Answer with one number: how many lines have "text".

--- Begin Data provided ---

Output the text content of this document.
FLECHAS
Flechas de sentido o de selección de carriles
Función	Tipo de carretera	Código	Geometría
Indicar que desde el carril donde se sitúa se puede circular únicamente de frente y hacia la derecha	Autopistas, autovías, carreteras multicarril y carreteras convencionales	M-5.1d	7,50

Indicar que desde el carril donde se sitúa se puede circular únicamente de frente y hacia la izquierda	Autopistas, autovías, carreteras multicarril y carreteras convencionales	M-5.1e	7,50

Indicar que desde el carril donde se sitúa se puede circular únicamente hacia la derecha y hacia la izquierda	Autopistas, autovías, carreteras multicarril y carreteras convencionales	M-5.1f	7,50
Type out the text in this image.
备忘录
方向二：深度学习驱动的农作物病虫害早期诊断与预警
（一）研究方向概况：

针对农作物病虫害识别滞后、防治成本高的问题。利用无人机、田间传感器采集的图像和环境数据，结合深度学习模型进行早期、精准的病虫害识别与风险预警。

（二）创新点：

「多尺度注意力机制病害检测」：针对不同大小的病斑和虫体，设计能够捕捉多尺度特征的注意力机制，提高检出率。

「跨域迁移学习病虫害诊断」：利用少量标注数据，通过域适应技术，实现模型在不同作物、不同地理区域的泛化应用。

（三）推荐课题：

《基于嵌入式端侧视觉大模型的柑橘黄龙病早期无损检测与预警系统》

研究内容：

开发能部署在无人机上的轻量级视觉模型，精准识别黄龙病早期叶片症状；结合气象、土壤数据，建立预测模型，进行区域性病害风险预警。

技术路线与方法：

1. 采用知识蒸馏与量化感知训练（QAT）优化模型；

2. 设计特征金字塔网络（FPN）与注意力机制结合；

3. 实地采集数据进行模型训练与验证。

--- End Data provided ---

◆ **Solution to this exercise**
2